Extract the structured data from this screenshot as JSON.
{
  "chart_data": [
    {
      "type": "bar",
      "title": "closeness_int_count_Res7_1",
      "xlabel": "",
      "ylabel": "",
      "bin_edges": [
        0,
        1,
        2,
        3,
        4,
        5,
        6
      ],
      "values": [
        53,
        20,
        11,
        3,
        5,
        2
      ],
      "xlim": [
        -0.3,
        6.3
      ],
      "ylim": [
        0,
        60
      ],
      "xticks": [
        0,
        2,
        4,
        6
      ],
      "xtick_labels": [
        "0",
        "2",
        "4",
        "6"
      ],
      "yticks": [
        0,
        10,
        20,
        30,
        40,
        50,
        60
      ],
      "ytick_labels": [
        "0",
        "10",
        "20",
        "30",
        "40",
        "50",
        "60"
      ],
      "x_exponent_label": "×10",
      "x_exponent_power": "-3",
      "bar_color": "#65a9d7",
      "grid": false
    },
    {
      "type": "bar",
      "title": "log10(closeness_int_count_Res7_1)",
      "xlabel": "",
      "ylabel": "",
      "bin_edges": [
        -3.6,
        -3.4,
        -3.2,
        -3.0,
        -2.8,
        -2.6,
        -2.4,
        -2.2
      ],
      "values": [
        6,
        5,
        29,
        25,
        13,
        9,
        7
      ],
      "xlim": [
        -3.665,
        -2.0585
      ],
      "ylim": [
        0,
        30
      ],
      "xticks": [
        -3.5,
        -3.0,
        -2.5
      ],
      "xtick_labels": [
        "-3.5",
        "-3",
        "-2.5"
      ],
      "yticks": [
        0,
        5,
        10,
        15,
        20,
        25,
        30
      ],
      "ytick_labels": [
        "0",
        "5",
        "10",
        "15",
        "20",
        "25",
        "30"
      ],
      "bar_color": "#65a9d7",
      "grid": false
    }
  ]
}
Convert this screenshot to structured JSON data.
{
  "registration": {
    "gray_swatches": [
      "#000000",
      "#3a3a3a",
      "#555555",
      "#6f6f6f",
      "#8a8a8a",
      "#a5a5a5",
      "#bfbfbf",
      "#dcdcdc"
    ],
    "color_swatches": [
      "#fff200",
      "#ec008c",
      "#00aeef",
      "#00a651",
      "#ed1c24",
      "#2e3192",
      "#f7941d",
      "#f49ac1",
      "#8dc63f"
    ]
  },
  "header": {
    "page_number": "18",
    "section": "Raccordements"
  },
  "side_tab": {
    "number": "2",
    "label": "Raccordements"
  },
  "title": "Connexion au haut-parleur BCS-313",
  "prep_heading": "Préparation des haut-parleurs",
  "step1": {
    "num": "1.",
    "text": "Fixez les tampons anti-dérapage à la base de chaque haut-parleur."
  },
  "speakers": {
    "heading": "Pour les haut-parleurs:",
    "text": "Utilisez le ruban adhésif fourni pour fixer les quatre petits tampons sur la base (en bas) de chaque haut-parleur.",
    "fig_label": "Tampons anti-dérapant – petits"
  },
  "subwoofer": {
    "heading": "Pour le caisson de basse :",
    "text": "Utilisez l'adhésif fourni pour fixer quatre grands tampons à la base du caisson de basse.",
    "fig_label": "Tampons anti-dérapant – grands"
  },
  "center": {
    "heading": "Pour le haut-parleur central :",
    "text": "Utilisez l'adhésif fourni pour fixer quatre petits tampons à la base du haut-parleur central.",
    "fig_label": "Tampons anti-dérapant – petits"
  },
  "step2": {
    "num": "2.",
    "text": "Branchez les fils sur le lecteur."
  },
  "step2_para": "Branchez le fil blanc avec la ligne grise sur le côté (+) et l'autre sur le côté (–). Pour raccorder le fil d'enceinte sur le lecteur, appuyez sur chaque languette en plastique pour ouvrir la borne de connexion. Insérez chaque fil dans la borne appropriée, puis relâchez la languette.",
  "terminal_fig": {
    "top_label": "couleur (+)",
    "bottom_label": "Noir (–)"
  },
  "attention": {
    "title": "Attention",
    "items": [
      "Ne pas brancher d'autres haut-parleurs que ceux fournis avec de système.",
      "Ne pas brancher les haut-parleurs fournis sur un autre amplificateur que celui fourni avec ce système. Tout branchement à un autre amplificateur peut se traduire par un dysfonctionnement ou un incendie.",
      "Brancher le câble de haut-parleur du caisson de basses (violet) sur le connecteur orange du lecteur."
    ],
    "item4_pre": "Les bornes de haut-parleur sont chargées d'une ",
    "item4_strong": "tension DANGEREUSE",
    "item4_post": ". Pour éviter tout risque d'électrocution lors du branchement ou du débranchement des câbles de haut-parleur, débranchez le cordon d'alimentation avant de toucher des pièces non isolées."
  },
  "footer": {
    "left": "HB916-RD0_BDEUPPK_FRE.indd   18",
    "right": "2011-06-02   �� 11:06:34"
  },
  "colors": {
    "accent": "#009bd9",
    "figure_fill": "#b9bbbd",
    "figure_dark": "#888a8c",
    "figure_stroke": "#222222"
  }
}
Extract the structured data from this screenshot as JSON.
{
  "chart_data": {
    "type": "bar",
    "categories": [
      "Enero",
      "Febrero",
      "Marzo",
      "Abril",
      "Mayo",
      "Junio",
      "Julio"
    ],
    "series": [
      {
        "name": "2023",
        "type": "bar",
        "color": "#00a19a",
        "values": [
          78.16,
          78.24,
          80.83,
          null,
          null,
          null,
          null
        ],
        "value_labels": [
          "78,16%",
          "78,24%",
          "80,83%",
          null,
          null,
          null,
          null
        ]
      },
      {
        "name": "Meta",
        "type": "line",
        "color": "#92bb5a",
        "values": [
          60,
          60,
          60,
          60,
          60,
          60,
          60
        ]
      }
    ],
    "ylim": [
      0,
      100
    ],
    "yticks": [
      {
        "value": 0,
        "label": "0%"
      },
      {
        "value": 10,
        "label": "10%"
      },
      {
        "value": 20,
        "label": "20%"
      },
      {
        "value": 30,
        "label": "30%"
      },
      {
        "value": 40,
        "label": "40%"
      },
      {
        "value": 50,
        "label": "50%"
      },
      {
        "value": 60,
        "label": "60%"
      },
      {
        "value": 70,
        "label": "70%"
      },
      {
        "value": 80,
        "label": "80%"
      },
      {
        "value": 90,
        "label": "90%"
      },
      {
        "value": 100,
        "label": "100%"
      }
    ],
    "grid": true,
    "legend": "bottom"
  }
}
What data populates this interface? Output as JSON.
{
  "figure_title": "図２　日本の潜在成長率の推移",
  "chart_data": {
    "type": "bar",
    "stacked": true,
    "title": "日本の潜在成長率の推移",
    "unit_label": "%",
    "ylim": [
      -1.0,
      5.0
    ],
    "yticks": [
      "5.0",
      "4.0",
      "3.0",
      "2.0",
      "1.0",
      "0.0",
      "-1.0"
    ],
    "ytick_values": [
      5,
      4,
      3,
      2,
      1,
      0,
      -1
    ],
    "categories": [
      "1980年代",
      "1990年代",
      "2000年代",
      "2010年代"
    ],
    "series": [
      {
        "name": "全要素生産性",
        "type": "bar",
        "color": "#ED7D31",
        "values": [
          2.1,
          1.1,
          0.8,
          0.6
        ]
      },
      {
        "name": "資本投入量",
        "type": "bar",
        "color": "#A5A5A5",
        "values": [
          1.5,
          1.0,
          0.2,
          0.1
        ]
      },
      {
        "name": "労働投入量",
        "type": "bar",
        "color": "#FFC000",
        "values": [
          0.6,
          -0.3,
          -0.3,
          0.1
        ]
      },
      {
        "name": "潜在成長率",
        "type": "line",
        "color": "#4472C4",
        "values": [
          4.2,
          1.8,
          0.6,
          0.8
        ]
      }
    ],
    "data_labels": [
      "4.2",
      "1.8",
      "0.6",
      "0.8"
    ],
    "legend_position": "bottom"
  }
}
────────────────────
Return the line that contains "What data populates" and all lines after it, verbatim, and nothing else.

What data populates this interface? Output as JSON.
{
  "figure_title": "図２　日本の潜在成長率の推移",
  "chart_data": {
    "type": "bar",
    "stacked": true,
    "title": "日本の潜在成長率の推移",
    "unit_label": "%",
    "ylim": [
      -1.0,
      5.0
    ],
    "yticks": [
      "5.0",
      "4.0",
      "3.0",
      "2.0",
      "1.0",
      "0.0",
      "-1.0"
    ],
    "ytick_values": [
      5,
      4,
      3,
      2,
      1,
      0,
      -1
    ],
    "categories": [
      "1980年代",
      "1990年代",
      "2000年代",
      "2010年代"
    ],
    "series": [
      {
        "name": "全要素生産性",
        "type": "bar",
        "color": "#ED7D31",
        "values": [
          2.1,
          1.1,
          0.8,
          0.6
        ]
      },
      {
        "name": "資本投入量",
        "type": "bar",
        "color": "#A5A5A5",
        "values": [
          1.5,
          1.0,
          0.2,
          0.1
        ]
      },
      {
        "name": "労働投入量",
        "type": "bar",
        "color": "#FFC000",
        "values": [
          0.6,
          -0.3,
          -0.3,
          0.1
        ]
      },
      {
        "name": "潜在成長率",
        "type": "line",
        "color": "#4472C4",
        "values": [
          4.2,
          1.8,
          0.6,
          0.8
        ]
      }
    ],
    "data_labels": [
      "4.2",
      "1.8",
      "0.6",
      "0.8"
    ],
    "legend_position": "bottom"
  }
}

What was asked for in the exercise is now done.